### [Exercise]
Copy the records below exactly, omitting any pictures they contain.

Recorded data
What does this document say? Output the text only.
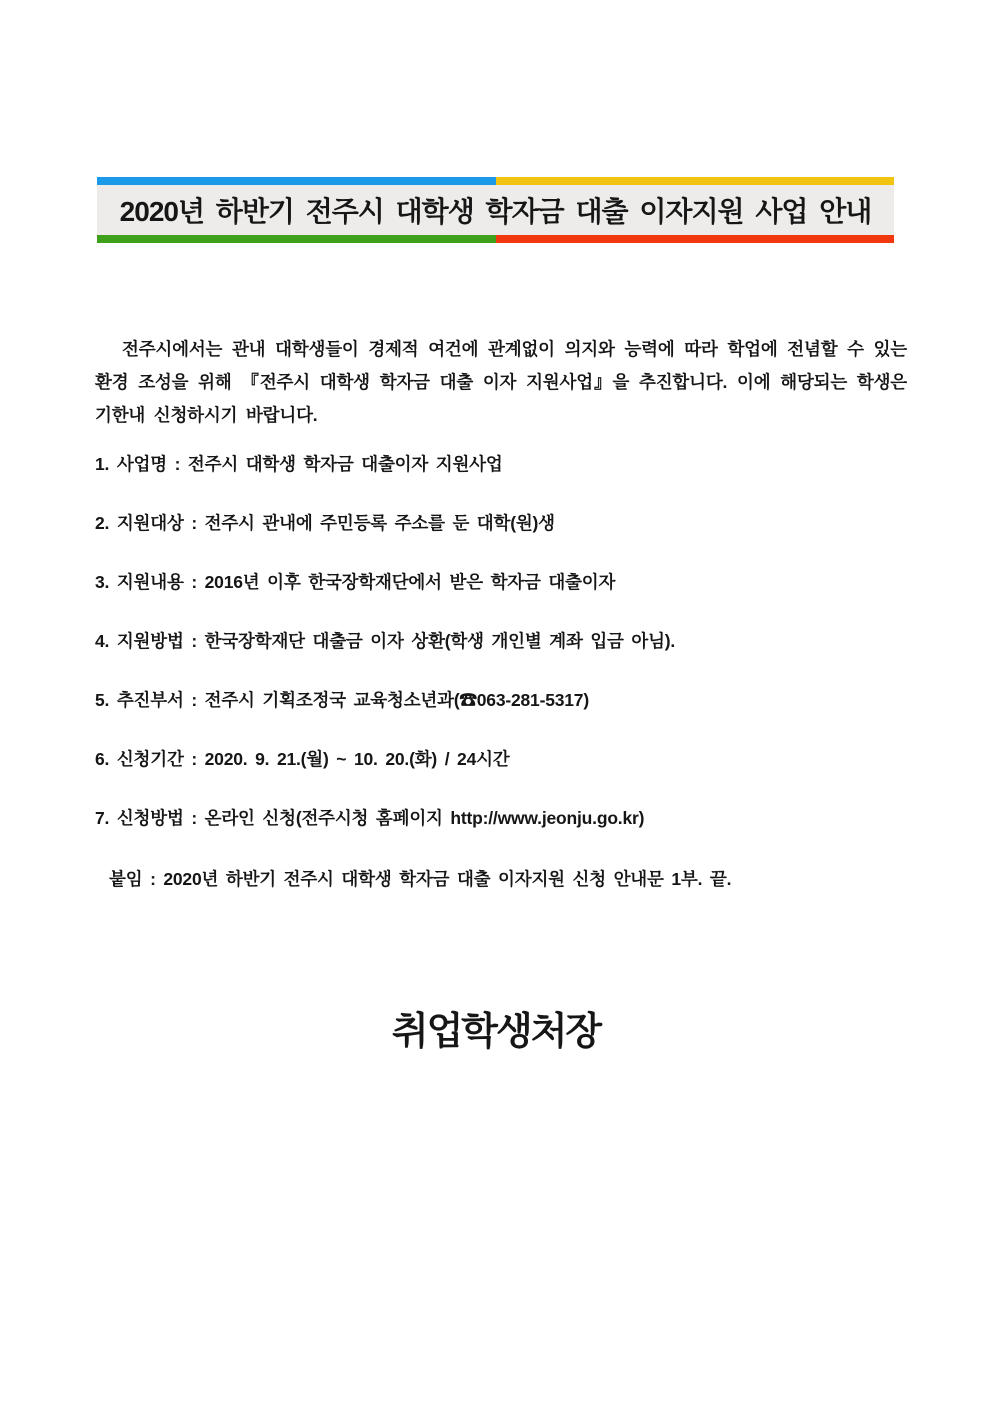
2020년 하반기 전주시 대학생 학자금 대출 이자지원 사업 안내

전주시에서는 관내 대학생들이 경제적 여건에 관계없이 의지와 능력에 따라 학업에 전념할 수 있는 환경 조성을 위해 『전주시 대학생 학자금 대출 이자 지원사업』을 추진합니다. 이에 해당되는 학생은 기한내 신청하시기 바랍니다.

1. 사업명 : 전주시 대학생 학자금 대출이자 지원사업
2. 지원대상 : 전주시 관내에 주민등록 주소를 둔 대학(원)생
3. 지원내용 : 2016년 이후 한국장학재단에서 받은 학자금 대출이자
4. 지원방법 : 한국장학재단 대출금 이자 상환(학생 개인별 계좌 입금 아님).
5. 추진부서 : 전주시 기획조정국 교육청소년과(☎063-281-5317)
6. 신청기간 : 2020. 9. 21.(월) ~ 10. 20.(화) / 24시간
7. 신청방법 : 온라인 신청(전주시청 홈페이지 http://www.jeonju.go.kr)

붙임 : 2020년 하반기 전주시 대학생 학자금 대출 이자지원 신청 안내문 1부. 끝.

취업학생처장
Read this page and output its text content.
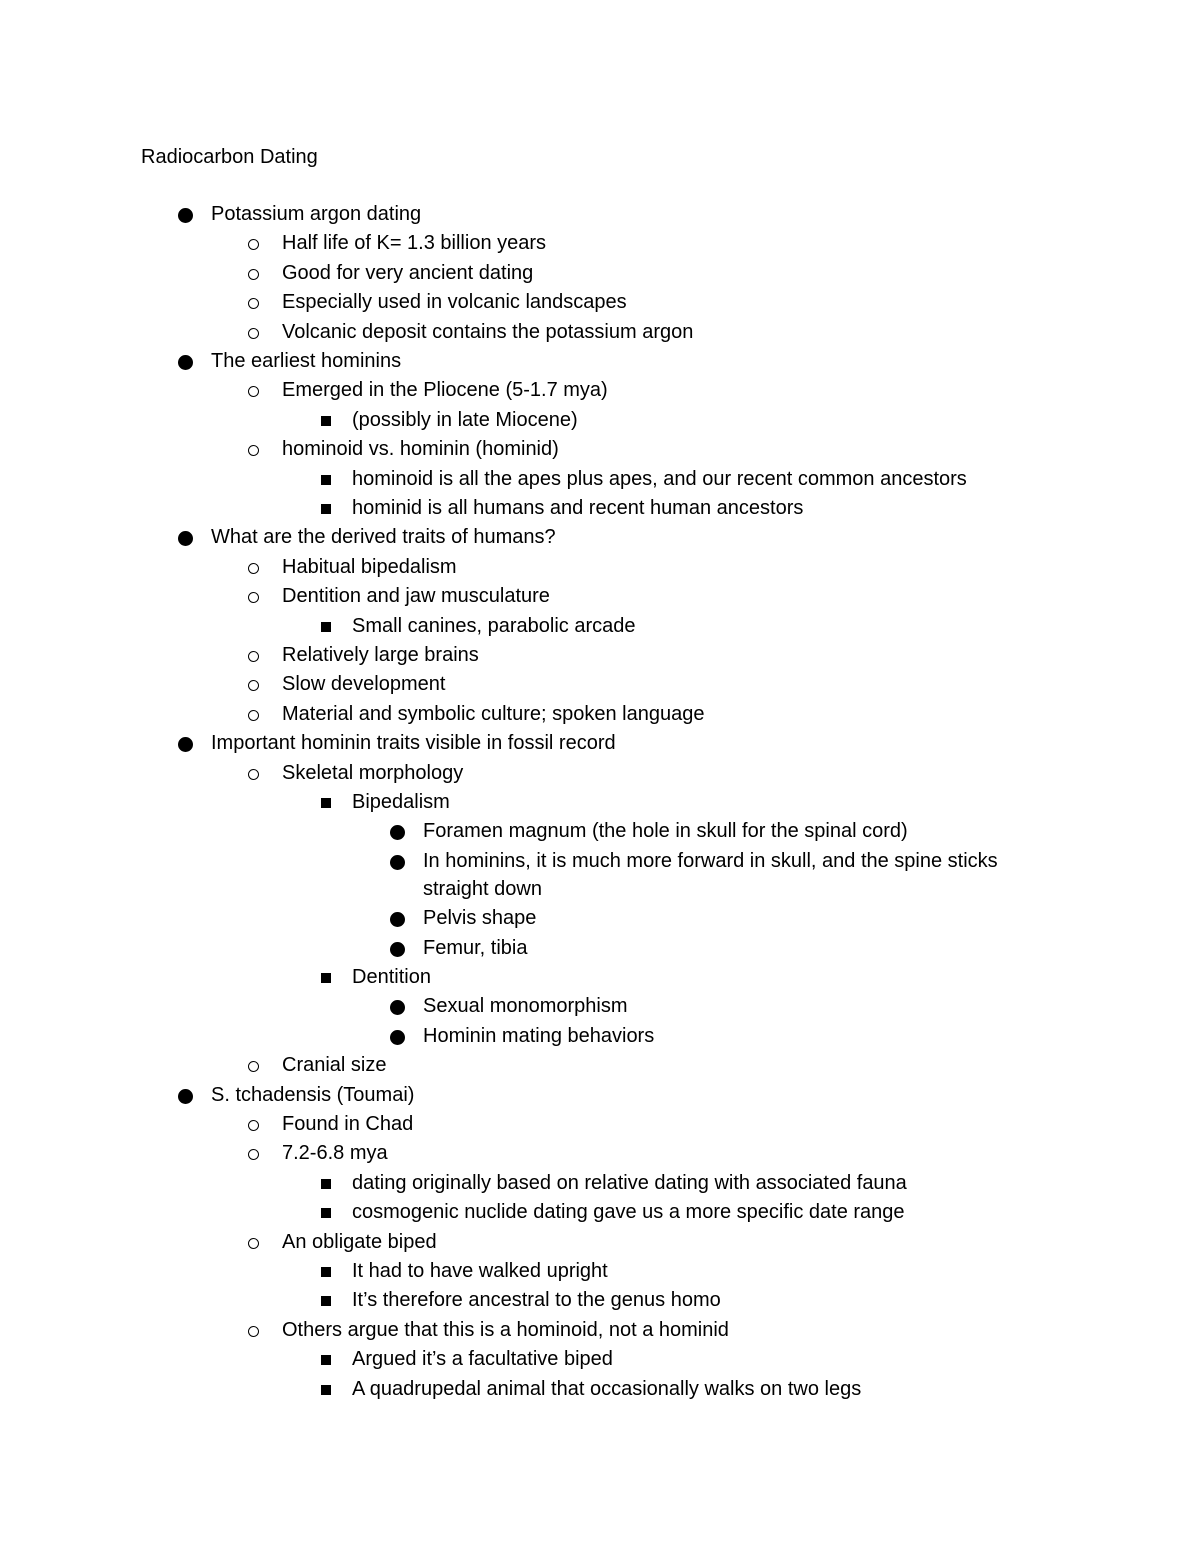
Radiocarbon Dating
Potassium argon dating
Half life of K= 1.3 billion years
Good for very ancient dating
Especially used in volcanic landscapes
Volcanic deposit contains the potassium argon
The earliest hominins
Emerged in the Pliocene (5-1.7 mya)
(possibly in late Miocene)
hominoid vs. hominin (hominid)
hominoid is all the apes plus apes, and our recent common ancestors
hominid is all humans and recent human ancestors
What are the derived traits of humans?
Habitual bipedalism
Dentition and jaw musculature
Small canines, parabolic arcade
Relatively large brains
Slow development
Material and symbolic culture; spoken language
Important hominin traits visible in fossil record
Skeletal morphology
Bipedalism
Foramen magnum (the hole in skull for the spinal cord)
In hominins, it is much more forward in skull, and the spine sticks
straight down
Pelvis shape
Femur, tibia
Dentition
Sexual monomorphism
Hominin mating behaviors
Cranial size
S. tchadensis (Toumai)
Found in Chad
7.2-6.8 mya
dating originally based on relative dating with associated fauna
cosmogenic nuclide dating gave us a more specific date range
An obligate biped
It had to have walked upright
It’s therefore ancestral to the genus homo
Others argue that this is a hominoid, not a hominid
Argued it’s a facultative biped
A quadrupedal animal that occasionally walks on two legs
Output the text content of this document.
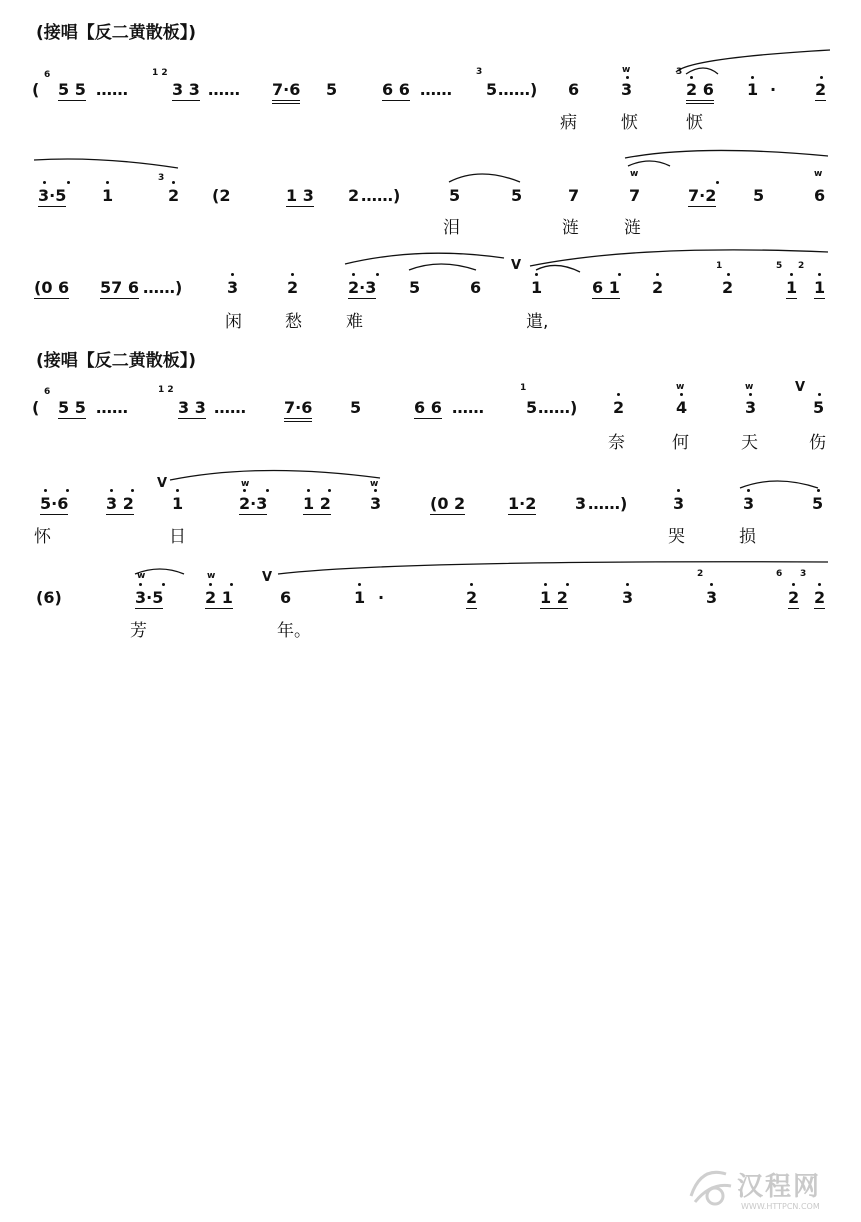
(接唱【反二黄散板】)
(接唱【反二黄散板】)
(
6
5 5 ……
1 2
3 3 …… 7·6 5	6 6 ……
3
5 ……) 6
w
3
3
2 6 1 · 2
病	恹	恹
3·5 1
3
2 (2	1 3 2 ……)	5	5	7
w
7	7·2 5
w
6
泪	涟	涟
(0 6 57 6 ……)	3	2	2·3 5	6
V
1	6 1 2
1
2
5 2
1 1
闲	愁	难	遣,
(
6
5 5 ……
1 2
3 3 …… 7·6 5	6 6 ……
1
5 ……) 2
w
4
w
3
V
5
奈	何	天	伤
5·6 3 2
V
1
w
2·3 1 2
w
3	(0 2	1·2 3 ……)	3	3	5
怀	日	哭	损
(6)
w
3·5
w
2 1
V
6	1 ·	2	1 2	3
2
3
6 3
2 2
芳	年。
汉程网
WWW.HTTPCN.COM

### [Response to the task]
What does this document say? Output the text only.
2020년 하반기 전주시 대학생 학자금 대출 이자지원 사업 안내

전주시에서는 관내 대학생들이 경제적 여건에 관계없이 의지와 능력에 따라 학업에 전념할 수 있는 환경 조성을 위해 『전주시 대학생 학자금 대출 이자 지원사업』을 추진합니다. 이에 해당되는 학생은 기한내 신청하시기 바랍니다.

1. 사업명 : 전주시 대학생 학자금 대출이자 지원사업
2. 지원대상 : 전주시 관내에 주민등록 주소를 둔 대학(원)생
3. 지원내용 : 2016년 이후 한국장학재단에서 받은 학자금 대출이자
4. 지원방법 : 한국장학재단 대출금 이자 상환(학생 개인별 계좌 입금 아님).
5. 추진부서 : 전주시 기획조정국 교육청소년과(☎063-281-5317)
6. 신청기간 : 2020. 9. 21.(월) ~ 10. 20.(화) / 24시간
7. 신청방법 : 온라인 신청(전주시청 홈페이지 http://www.jeonju.go.kr)

붙임 : 2020년 하반기 전주시 대학생 학자금 대출 이자지원 신청 안내문 1부. 끝.

취업학생처장
Read this page and output its text content.
Radiocarbon Dating
Potassium argon dating
Half life of K= 1.3 billion years
Good for very ancient dating
Especially used in volcanic landscapes
Volcanic deposit contains the potassium argon
The earliest hominins
Emerged in the Pliocene (5-1.7 mya)
(possibly in late Miocene)
hominoid vs. hominin (hominid)
hominoid is all the apes plus apes, and our recent common ancestors
hominid is all humans and recent human ancestors
What are the derived traits of humans?
Habitual bipedalism
Dentition and jaw musculature
Small canines, parabolic arcade
Relatively large brains
Slow development
Material and symbolic culture; spoken language
Important hominin traits visible in fossil record
Skeletal morphology
Bipedalism
Foramen magnum (the hole in skull for the spinal cord)
In hominins, it is much more forward in skull, and the spine sticks
straight down
Pelvis shape
Femur, tibia
Dentition
Sexual monomorphism
Hominin mating behaviors
Cranial size
S. tchadensis (Toumai)
Found in Chad
7.2-6.8 mya
dating originally based on relative dating with associated fauna
cosmogenic nuclide dating gave us a more specific date range
An obligate biped
It had to have walked upright
It’s therefore ancestral to the genus homo
Others argue that this is a hominoid, not a hominid
Argued it’s a facultative biped
A quadrupedal animal that occasionally walks on two legs
Output the text content of this document.
(接唱【反二黄散板】)
(接唱【反二黄散板】)
(
6
5 5 ……
1 2
3 3 …… 7·6 5	6 6 ……
3
5 ……) 6
w
3
3
2 6 1 · 2
病	恹	恹
3·5 1
3
2 (2	1 3 2 ……)	5	5	7
w
7	7·2 5
w
6
泪	涟	涟
(0 6 57 6 ……)	3	2	2·3 5	6
V
1	6 1 2
1
2
5 2
1 1
闲	愁	难	遣,
(
6
5 5 ……
1 2
3 3 …… 7·6 5	6 6 ……
1
5 ……) 2
w
4
w
3
V
5
奈	何	天	伤
5·6 3 2
V
1
w
2·3 1 2
w
3	(0 2	1·2 3 ……)	3	3	5
怀	日	哭	损
(6)
w
3·5
w
2 1
V
6	1 ·	2	1 2	3
2
3
6 3
2 2
芳	年。
汉程网
WWW.HTTPCN.COM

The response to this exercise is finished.